(Some records)
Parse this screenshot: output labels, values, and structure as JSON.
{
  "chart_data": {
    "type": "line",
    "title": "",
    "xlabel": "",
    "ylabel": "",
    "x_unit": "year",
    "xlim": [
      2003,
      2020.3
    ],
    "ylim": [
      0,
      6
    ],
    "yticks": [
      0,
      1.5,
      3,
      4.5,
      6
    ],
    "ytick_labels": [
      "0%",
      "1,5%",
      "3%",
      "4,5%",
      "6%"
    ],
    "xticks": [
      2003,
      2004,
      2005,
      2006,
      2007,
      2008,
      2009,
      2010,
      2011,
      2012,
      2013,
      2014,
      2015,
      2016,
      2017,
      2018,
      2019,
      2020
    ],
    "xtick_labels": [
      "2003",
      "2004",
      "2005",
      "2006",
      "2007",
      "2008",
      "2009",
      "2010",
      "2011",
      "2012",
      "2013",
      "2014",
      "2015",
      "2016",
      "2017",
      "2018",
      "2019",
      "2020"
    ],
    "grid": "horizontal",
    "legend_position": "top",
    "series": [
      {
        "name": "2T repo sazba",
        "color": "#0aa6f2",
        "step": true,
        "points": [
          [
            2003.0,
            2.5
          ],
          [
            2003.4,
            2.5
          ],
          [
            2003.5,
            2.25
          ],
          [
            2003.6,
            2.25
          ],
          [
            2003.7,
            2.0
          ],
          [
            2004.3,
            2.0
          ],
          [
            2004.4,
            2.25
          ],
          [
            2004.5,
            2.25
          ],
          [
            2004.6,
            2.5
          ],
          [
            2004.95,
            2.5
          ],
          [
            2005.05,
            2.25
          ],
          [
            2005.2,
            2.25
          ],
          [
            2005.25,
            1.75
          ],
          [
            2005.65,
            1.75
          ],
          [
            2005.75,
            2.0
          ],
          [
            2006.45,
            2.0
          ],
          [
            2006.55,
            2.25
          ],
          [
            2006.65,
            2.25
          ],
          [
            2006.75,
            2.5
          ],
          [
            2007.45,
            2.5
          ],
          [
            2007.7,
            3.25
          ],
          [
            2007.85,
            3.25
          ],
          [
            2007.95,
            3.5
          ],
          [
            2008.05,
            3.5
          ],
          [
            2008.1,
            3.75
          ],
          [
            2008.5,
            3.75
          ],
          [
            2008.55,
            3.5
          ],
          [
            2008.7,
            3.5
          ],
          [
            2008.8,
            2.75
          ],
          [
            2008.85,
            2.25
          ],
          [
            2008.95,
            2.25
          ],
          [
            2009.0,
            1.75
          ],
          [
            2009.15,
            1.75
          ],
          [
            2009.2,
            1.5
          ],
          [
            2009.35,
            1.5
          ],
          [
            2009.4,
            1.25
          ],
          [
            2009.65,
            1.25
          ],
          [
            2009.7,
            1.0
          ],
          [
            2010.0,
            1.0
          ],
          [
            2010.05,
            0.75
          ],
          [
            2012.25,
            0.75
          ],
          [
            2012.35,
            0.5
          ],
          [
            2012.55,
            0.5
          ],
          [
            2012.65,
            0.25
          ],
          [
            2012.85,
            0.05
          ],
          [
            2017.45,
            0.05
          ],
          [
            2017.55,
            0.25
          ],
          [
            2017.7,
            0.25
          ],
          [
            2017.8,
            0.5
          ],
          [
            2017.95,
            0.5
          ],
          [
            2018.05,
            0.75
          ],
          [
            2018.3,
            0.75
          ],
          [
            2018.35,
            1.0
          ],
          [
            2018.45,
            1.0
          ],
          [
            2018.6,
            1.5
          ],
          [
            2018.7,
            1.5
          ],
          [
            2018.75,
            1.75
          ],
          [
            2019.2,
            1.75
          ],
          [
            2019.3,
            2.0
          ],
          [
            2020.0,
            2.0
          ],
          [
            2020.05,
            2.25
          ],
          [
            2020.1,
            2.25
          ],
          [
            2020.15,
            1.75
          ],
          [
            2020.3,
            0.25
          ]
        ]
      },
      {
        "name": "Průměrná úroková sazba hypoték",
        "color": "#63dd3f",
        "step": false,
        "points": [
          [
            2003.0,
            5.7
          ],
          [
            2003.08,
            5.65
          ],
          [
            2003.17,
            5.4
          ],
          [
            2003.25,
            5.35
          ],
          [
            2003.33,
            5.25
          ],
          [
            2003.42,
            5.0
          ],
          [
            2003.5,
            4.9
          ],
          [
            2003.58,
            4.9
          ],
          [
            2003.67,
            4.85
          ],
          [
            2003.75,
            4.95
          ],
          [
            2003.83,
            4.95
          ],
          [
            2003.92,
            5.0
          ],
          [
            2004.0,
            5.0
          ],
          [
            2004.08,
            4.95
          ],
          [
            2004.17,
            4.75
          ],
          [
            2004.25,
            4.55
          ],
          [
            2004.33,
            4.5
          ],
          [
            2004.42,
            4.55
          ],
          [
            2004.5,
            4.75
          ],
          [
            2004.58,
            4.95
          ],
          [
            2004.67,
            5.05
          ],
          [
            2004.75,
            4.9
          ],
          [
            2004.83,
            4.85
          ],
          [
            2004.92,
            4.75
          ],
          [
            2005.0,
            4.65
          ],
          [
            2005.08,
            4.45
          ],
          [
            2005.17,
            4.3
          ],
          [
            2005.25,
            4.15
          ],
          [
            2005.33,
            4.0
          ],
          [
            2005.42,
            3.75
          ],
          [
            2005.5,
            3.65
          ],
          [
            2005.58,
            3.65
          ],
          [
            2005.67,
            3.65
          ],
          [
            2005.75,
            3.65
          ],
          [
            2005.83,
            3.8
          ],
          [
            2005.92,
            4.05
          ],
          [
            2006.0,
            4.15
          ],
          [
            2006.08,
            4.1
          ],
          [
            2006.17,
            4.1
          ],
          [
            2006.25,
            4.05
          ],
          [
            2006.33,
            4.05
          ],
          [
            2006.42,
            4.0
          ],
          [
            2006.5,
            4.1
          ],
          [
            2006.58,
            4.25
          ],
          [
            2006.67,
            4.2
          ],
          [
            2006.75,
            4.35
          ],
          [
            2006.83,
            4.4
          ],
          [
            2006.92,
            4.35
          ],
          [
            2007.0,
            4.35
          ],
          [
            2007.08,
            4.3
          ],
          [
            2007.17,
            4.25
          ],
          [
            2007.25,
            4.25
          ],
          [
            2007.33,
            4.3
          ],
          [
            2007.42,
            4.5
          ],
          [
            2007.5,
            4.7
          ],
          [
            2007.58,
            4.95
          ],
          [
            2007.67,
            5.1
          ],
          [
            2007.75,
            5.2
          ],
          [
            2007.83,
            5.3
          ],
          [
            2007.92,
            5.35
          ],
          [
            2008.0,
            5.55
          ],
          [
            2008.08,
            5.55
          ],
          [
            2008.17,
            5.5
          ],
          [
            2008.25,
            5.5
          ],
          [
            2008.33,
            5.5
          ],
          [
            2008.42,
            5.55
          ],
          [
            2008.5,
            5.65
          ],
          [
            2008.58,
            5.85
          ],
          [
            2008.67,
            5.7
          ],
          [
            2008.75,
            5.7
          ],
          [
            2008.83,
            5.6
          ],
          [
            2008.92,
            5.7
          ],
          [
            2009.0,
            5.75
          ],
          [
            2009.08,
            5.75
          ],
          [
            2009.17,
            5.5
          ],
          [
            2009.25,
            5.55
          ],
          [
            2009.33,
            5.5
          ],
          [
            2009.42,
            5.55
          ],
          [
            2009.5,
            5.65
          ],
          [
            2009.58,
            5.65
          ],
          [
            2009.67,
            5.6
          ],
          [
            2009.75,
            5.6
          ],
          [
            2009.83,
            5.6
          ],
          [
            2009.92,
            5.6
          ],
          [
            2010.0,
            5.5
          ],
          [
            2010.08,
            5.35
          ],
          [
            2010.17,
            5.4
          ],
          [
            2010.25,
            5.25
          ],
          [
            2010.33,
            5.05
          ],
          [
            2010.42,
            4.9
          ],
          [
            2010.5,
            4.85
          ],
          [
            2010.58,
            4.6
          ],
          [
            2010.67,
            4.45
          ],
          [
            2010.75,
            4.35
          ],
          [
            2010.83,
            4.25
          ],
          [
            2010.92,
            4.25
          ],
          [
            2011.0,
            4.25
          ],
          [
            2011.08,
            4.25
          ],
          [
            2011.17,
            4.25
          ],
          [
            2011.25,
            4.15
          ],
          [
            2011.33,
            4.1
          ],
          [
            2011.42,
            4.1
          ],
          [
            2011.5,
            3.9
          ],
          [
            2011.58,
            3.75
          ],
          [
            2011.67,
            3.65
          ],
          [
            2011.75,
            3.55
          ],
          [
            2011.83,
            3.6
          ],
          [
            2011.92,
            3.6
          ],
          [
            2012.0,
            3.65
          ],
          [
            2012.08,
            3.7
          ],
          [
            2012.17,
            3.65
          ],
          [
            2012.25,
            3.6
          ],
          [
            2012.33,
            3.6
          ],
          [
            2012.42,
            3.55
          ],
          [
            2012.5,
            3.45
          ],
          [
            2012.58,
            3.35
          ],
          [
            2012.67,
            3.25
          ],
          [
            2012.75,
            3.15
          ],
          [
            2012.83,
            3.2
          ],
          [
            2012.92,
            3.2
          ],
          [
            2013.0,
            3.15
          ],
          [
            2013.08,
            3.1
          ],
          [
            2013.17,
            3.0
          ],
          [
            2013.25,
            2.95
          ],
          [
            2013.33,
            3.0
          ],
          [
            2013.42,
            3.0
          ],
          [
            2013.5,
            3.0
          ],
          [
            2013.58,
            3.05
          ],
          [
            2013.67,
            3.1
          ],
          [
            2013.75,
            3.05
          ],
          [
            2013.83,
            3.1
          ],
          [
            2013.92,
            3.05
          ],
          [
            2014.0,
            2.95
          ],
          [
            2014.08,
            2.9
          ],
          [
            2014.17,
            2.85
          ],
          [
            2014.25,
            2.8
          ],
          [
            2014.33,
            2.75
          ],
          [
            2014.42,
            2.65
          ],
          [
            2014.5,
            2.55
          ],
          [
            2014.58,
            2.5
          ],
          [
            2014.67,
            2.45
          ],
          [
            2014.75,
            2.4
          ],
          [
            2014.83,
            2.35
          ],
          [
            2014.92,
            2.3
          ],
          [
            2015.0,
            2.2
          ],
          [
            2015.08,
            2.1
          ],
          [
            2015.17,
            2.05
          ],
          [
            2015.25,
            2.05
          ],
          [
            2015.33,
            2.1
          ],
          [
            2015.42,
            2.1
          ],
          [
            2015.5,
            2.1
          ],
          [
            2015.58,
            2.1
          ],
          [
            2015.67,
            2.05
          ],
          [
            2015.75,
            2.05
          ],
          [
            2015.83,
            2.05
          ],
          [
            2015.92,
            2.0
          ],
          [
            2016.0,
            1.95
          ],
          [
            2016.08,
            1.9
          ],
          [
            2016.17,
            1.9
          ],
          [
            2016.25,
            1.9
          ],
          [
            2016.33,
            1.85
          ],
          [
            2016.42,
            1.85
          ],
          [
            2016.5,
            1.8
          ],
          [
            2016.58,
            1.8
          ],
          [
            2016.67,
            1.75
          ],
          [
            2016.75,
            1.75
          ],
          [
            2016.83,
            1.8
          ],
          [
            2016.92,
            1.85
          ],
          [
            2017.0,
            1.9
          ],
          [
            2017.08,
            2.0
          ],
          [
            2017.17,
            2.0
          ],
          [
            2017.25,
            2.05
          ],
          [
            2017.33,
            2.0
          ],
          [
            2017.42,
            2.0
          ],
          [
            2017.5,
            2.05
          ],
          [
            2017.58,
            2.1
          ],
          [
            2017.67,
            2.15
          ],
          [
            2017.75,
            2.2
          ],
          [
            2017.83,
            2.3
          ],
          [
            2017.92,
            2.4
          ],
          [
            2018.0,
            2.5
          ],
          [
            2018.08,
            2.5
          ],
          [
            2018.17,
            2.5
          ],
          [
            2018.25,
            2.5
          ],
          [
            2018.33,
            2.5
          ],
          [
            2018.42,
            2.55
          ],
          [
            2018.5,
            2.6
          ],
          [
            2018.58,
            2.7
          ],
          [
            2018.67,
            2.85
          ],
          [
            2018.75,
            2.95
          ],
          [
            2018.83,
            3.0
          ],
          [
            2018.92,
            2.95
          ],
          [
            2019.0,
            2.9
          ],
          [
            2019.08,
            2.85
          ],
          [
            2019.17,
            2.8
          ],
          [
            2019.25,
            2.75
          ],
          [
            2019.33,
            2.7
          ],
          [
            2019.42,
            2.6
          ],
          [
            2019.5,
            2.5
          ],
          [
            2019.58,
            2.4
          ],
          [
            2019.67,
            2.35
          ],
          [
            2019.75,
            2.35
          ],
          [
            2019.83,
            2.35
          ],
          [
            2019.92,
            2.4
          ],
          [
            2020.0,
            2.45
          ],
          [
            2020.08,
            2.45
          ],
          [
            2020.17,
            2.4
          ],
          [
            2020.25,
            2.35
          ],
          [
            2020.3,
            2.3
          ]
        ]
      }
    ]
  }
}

• [Stated task]
Reproduce each line of the material containing the word "sazba".

• [Solution]
        "name": "2T repo sazba",
        "name": "Průměrná úroková sazba hypoték",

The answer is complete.